- _Excerpted passage_

The case was reheard on amended pleadings before another Magistrate in April, 1948. This time the plaintiff again succeeded; the learned Magistrate finding that, in the absence of any lease, the first defendant had never been anything better than a tenant-at-will and that a notice to quit was therefore redundant. He found that Chogley was a trespasser.

Again the second defendant (Chogley) went to the Kenya Court of Appeal. Again the appeal was heard by a single Judge, this time de Lestang, J. It is against the judgment of this learned Judge that the matter now comes before this Court for the second time. For the first time in these proceedings the plaintiff has failed because the learned Judge came to the conclusion that the correct status in law of Sidi Bilal, the first defendant, was that of a yearly tenant whose tenancy was determinable only by six months' notice to quit which has not been given, and that Chogley the second defendant is in lawful possession of the premises as the licensee of Sidi Bilal.

- _Data rows_
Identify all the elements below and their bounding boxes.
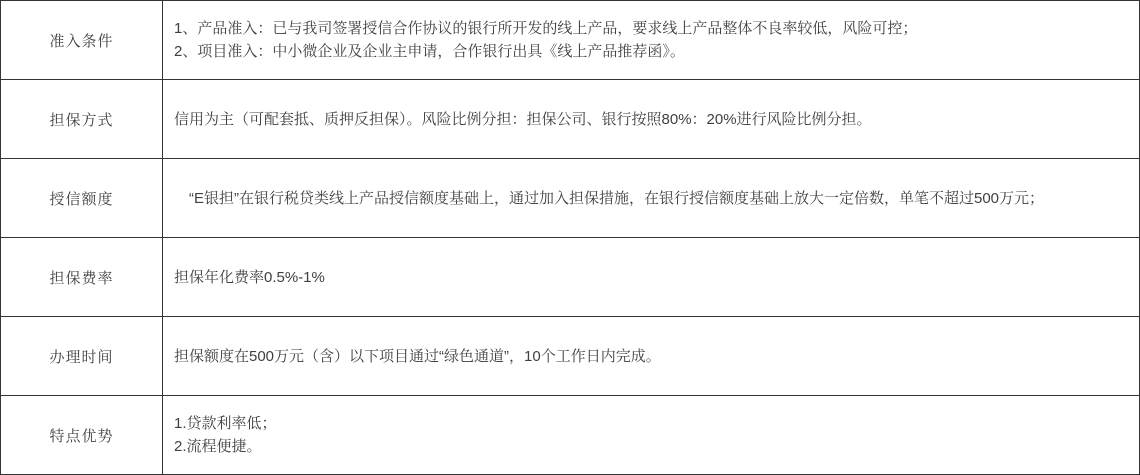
content-line: 信用为主（可配套抵、质押反担保）。风险比例分担：担保公司、银行按照80%：20%…: [174, 108, 1125, 131]
row-label-access-conditions: 准入条件: [1, 1, 163, 80]
row-label-credit-limit: 授信额度: [1, 159, 163, 238]
table-row: 特点优势 1.贷款利率低； 2.流程便捷。: [1, 396, 1140, 475]
row-content-processing-time: 担保额度在500万元（含）以下项目通过“绿色通道”，10个工作日内完成。: [163, 317, 1140, 396]
content-line: 担保年化费率0.5%-1%: [174, 266, 1125, 289]
row-label-guarantee-rate: 担保费率: [1, 238, 163, 317]
content-line: 担保额度在500万元（含）以下项目通过“绿色通道”，10个工作日内完成。: [174, 345, 1125, 368]
content-line: 1、产品准入：已与我司签署授信合作协议的银行所开发的线上产品，要求线上产品整体不…: [174, 17, 1125, 40]
row-content-access-conditions: 1、产品准入：已与我司签署授信合作协议的银行所开发的线上产品，要求线上产品整体不…: [163, 1, 1140, 80]
content-line: “E银担”在银行税贷类线上产品授信额度基础上，通过加入担保措施，在银行授信额度基…: [174, 187, 1125, 210]
row-label-features-advantages: 特点优势: [1, 396, 163, 475]
row-content-guarantee-rate: 担保年化费率0.5%-1%: [163, 238, 1140, 317]
table-row: 授信额度 “E银担”在银行税贷类线上产品授信额度基础上，通过加入担保措施，在银行…: [1, 159, 1140, 238]
row-label-guarantee-method: 担保方式: [1, 80, 163, 159]
row-content-guarantee-method: 信用为主（可配套抵、质押反担保）。风险比例分担：担保公司、银行按照80%：20%…: [163, 80, 1140, 159]
table-row: 担保方式 信用为主（可配套抵、质押反担保）。风险比例分担：担保公司、银行按照80…: [1, 80, 1140, 159]
row-content-credit-limit: “E银担”在银行税贷类线上产品授信额度基础上，通过加入担保措施，在银行授信额度基…: [163, 159, 1140, 238]
table-row: 准入条件 1、产品准入：已与我司签署授信合作协议的银行所开发的线上产品，要求线上…: [1, 1, 1140, 80]
table-row: 担保费率 担保年化费率0.5%-1%: [1, 238, 1140, 317]
content-line: 1.贷款利率低；: [174, 412, 1125, 435]
row-label-processing-time: 办理时间: [1, 317, 163, 396]
content-line: 2.流程便捷。: [174, 435, 1125, 458]
product-info-table: 准入条件 1、产品准入：已与我司签署授信合作协议的银行所开发的线上产品，要求线上…: [0, 0, 1140, 475]
row-content-features-advantages: 1.贷款利率低； 2.流程便捷。: [163, 396, 1140, 475]
table-row: 办理时间 担保额度在500万元（含）以下项目通过“绿色通道”，10个工作日内完成…: [1, 317, 1140, 396]
content-line: 2、项目准入：中小微企业及企业主申请，合作银行出具《线上产品推荐函》。: [174, 40, 1125, 63]
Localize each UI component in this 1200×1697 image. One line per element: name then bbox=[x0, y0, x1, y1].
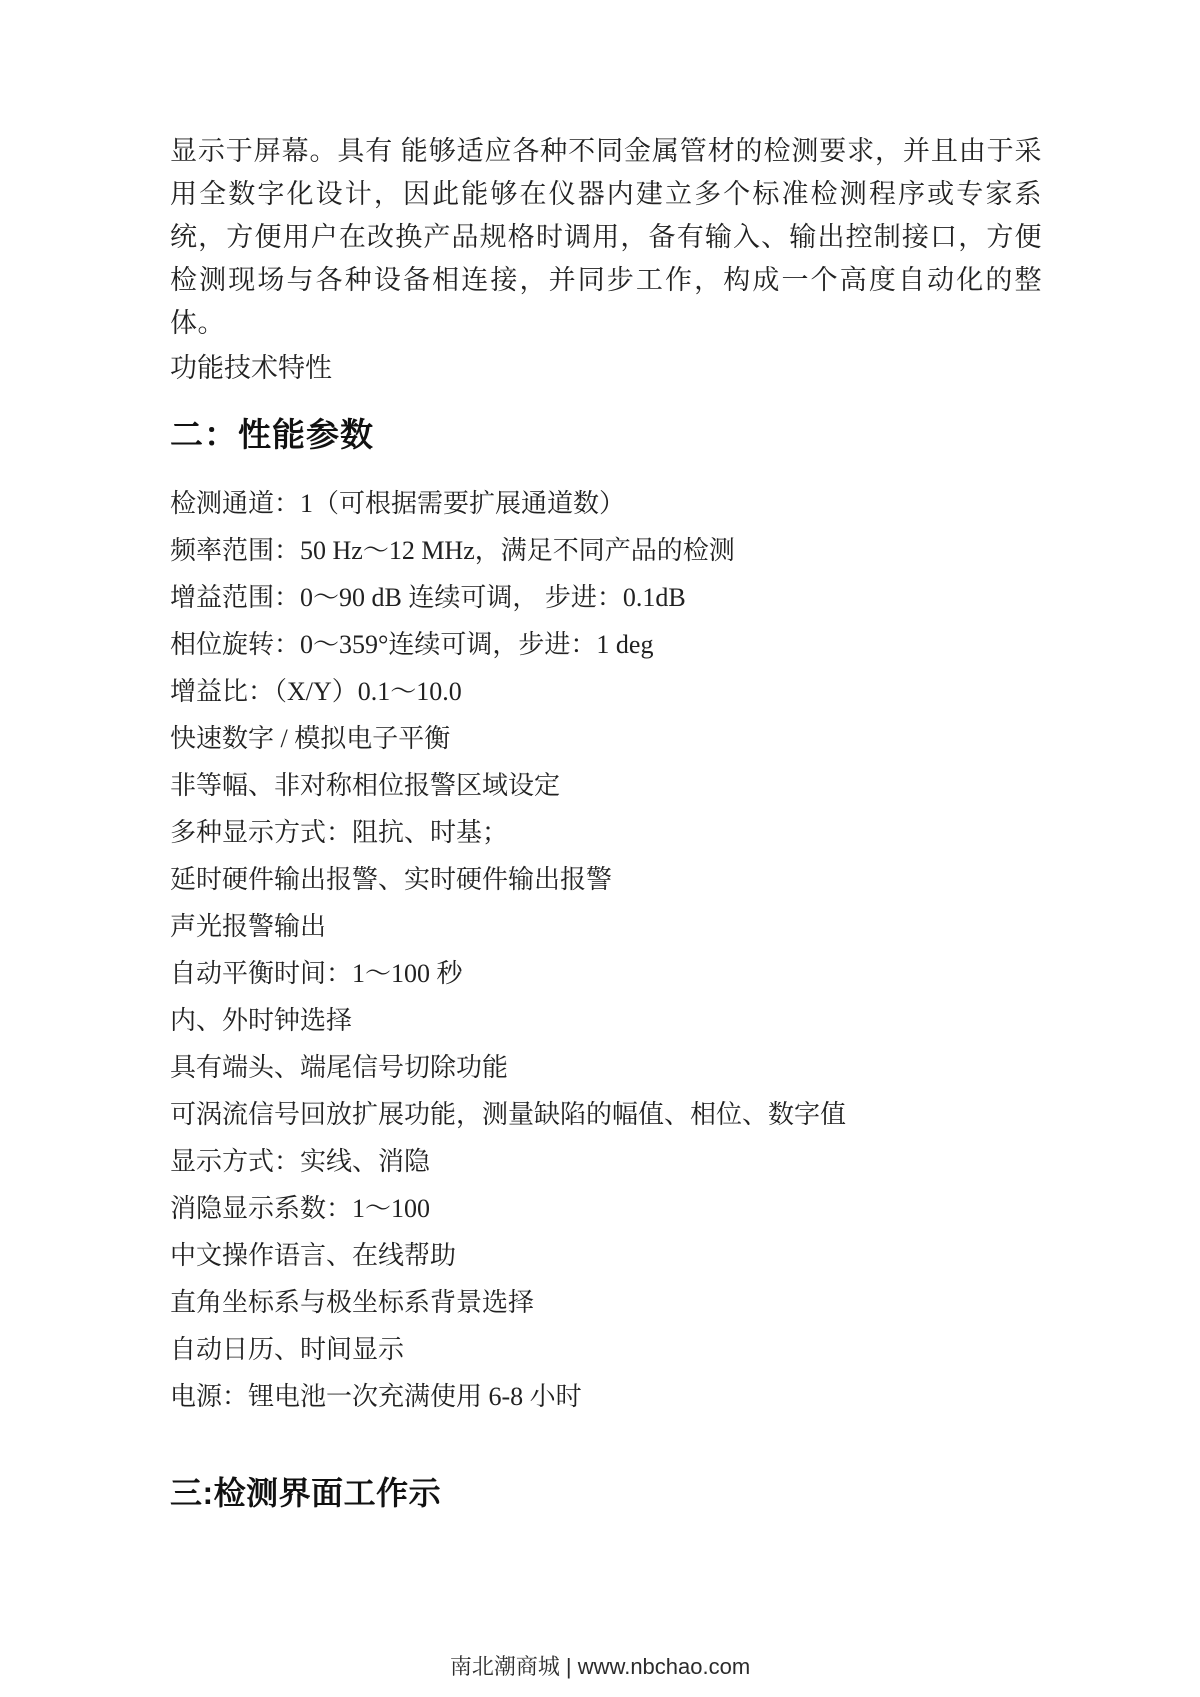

- _Work instructions_
(A) In the appeal excerpt, which Judge heard the second appeal to the Kenya Court of Appeal?
(B) Transcribe the appeal excerpt from "Again the second" to "of Sidi Bilal.", without altering any wording.
(C) According to the appeal excerpt, why did the plaintiff fail before de Lestang, J.?
The listing is not required for this work.

- _Expected outputs_
(A) De Lestang, J., sitting as a single Judge, heard the second appeal.

(B)
Again the second defendant (Chogley) went to the Kenya Court of Appeal. Again the appeal was heard by a single Judge, this time de Lestang, J. It is against the judgment of this learned Judge that the matter now comes before this Court for the second time. For the first time in these proceedings the plaintiff has failed because the learned Judge came to the conclusion that the correct status in law of Sidi Bilal, the first defendant, was that of a yearly tenant whose tenancy was determinable only by six months' notice to quit which has not been given, and that Chogley the second defendant is in lawful possession of the premises as the licensee of Sidi Bilal.

(C) The Judge concluded that Sidi Bilal, the first defendant, was legally a yearly tenant whose tenancy could be ended only by six months' notice to quit, and no such notice had been given. He therefore held that Chogley was in lawful possession of the premises as Sidi Bilal's licensee.